#### [THE EXERCISE]
All entries are to be given again verbatim.

.....

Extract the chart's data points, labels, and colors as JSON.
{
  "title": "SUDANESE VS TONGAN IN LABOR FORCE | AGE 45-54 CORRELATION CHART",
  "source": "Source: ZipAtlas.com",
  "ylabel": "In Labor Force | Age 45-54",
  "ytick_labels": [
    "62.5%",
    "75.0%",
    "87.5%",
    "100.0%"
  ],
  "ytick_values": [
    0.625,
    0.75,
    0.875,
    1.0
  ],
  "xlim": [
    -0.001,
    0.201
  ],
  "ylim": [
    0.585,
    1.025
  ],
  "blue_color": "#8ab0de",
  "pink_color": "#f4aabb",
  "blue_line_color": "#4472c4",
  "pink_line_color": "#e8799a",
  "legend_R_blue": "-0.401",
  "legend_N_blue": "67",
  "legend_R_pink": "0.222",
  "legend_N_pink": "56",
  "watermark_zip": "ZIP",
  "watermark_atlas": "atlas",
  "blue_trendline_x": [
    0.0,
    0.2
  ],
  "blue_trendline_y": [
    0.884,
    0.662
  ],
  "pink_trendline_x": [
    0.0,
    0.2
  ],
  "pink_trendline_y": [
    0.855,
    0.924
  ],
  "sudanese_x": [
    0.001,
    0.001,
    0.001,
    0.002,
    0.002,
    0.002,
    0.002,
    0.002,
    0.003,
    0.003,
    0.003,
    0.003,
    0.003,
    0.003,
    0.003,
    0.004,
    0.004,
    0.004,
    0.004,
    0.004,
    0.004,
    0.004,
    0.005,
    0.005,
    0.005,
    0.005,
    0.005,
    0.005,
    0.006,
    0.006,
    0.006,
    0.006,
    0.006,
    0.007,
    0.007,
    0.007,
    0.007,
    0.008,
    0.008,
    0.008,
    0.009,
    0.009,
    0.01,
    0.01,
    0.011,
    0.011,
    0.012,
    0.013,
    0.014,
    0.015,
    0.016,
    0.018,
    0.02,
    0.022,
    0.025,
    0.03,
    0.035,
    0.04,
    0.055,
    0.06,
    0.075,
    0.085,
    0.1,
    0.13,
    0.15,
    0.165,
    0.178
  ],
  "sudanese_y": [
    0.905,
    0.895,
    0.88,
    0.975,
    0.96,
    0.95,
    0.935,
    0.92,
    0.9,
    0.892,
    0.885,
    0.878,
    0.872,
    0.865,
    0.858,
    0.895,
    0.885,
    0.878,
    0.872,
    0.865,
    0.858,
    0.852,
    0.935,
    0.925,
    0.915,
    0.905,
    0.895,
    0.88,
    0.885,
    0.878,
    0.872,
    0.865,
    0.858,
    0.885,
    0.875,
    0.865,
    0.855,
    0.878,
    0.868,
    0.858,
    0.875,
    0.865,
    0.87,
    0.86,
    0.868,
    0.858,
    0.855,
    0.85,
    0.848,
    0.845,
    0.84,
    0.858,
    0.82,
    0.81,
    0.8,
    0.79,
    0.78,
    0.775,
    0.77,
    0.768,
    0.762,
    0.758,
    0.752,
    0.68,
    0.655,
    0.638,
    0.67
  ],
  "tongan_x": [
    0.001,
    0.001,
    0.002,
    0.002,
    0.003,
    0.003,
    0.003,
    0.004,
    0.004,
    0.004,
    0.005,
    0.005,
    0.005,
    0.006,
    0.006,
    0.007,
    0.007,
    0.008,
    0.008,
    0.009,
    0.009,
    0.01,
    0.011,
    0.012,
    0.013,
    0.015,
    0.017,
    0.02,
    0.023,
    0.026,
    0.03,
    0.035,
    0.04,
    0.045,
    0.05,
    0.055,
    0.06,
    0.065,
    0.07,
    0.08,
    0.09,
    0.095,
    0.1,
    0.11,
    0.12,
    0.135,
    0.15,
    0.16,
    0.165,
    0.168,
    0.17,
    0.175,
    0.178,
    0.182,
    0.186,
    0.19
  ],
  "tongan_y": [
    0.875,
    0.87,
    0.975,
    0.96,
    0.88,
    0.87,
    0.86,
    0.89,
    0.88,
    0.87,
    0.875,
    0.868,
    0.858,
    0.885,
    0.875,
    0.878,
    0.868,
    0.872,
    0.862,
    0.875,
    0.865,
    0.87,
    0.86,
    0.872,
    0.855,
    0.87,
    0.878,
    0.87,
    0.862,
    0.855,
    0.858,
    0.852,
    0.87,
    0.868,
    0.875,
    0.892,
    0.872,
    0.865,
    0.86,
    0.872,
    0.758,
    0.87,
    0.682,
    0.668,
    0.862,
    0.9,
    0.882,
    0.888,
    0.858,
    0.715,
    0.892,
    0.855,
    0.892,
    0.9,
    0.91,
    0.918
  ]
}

.....

#### [COMPLETE ANSWER]
Extract the chart's data points, labels, and colors as JSON.
{
  "title": "SUDANESE VS TONGAN IN LABOR FORCE | AGE 45-54 CORRELATION CHART",
  "source": "Source: ZipAtlas.com",
  "ylabel": "In Labor Force | Age 45-54",
  "ytick_labels": [
    "62.5%",
    "75.0%",
    "87.5%",
    "100.0%"
  ],
  "ytick_values": [
    0.625,
    0.75,
    0.875,
    1.0
  ],
  "xlim": [
    -0.001,
    0.201
  ],
  "ylim": [
    0.585,
    1.025
  ],
  "blue_color": "#8ab0de",
  "pink_color": "#f4aabb",
  "blue_line_color": "#4472c4",
  "pink_line_color": "#e8799a",
  "legend_R_blue": "-0.401",
  "legend_N_blue": "67",
  "legend_R_pink": "0.222",
  "legend_N_pink": "56",
  "watermark_zip": "ZIP",
  "watermark_atlas": "atlas",
  "blue_trendline_x": [
    0.0,
    0.2
  ],
  "blue_trendline_y": [
    0.884,
    0.662
  ],
  "pink_trendline_x": [
    0.0,
    0.2
  ],
  "pink_trendline_y": [
    0.855,
    0.924
  ],
  "sudanese_x": [
    0.001,
    0.001,
    0.001,
    0.002,
    0.002,
    0.002,
    0.002,
    0.002,
    0.003,
    0.003,
    0.003,
    0.003,
    0.003,
    0.003,
    0.003,
    0.004,
    0.004,
    0.004,
    0.004,
    0.004,
    0.004,
    0.004,
    0.005,
    0.005,
    0.005,
    0.005,
    0.005,
    0.005,
    0.006,
    0.006,
    0.006,
    0.006,
    0.006,
    0.007,
    0.007,
    0.007,
    0.007,
    0.008,
    0.008,
    0.008,
    0.009,
    0.009,
    0.01,
    0.01,
    0.011,
    0.011,
    0.012,
    0.013,
    0.014,
    0.015,
    0.016,
    0.018,
    0.02,
    0.022,
    0.025,
    0.03,
    0.035,
    0.04,
    0.055,
    0.06,
    0.075,
    0.085,
    0.1,
    0.13,
    0.15,
    0.165,
    0.178
  ],
  "sudanese_y": [
    0.905,
    0.895,
    0.88,
    0.975,
    0.96,
    0.95,
    0.935,
    0.92,
    0.9,
    0.892,
    0.885,
    0.878,
    0.872,
    0.865,
    0.858,
    0.895,
    0.885,
    0.878,
    0.872,
    0.865,
    0.858,
    0.852,
    0.935,
    0.925,
    0.915,
    0.905,
    0.895,
    0.88,
    0.885,
    0.878,
    0.872,
    0.865,
    0.858,
    0.885,
    0.875,
    0.865,
    0.855,
    0.878,
    0.868,
    0.858,
    0.875,
    0.865,
    0.87,
    0.86,
    0.868,
    0.858,
    0.855,
    0.85,
    0.848,
    0.845,
    0.84,
    0.858,
    0.82,
    0.81,
    0.8,
    0.79,
    0.78,
    0.775,
    0.77,
    0.768,
    0.762,
    0.758,
    0.752,
    0.68,
    0.655,
    0.638,
    0.67
  ],
  "tongan_x": [
    0.001,
    0.001,
    0.002,
    0.002,
    0.003,
    0.003,
    0.003,
    0.004,
    0.004,
    0.004,
    0.005,
    0.005,
    0.005,
    0.006,
    0.006,
    0.007,
    0.007,
    0.008,
    0.008,
    0.009,
    0.009,
    0.01,
    0.011,
    0.012,
    0.013,
    0.015,
    0.017,
    0.02,
    0.023,
    0.026,
    0.03,
    0.035,
    0.04,
    0.045,
    0.05,
    0.055,
    0.06,
    0.065,
    0.07,
    0.08,
    0.09,
    0.095,
    0.1,
    0.11,
    0.12,
    0.135,
    0.15,
    0.16,
    0.165,
    0.168,
    0.17,
    0.175,
    0.178,
    0.182,
    0.186,
    0.19
  ],
  "tongan_y": [
    0.875,
    0.87,
    0.975,
    0.96,
    0.88,
    0.87,
    0.86,
    0.89,
    0.88,
    0.87,
    0.875,
    0.868,
    0.858,
    0.885,
    0.875,
    0.878,
    0.868,
    0.872,
    0.862,
    0.875,
    0.865,
    0.87,
    0.86,
    0.872,
    0.855,
    0.87,
    0.878,
    0.87,
    0.862,
    0.855,
    0.858,
    0.852,
    0.87,
    0.868,
    0.875,
    0.892,
    0.872,
    0.865,
    0.86,
    0.872,
    0.758,
    0.87,
    0.682,
    0.668,
    0.862,
    0.9,
    0.882,
    0.888,
    0.858,
    0.715,
    0.892,
    0.855,
    0.892,
    0.9,
    0.91,
    0.918
  ]
}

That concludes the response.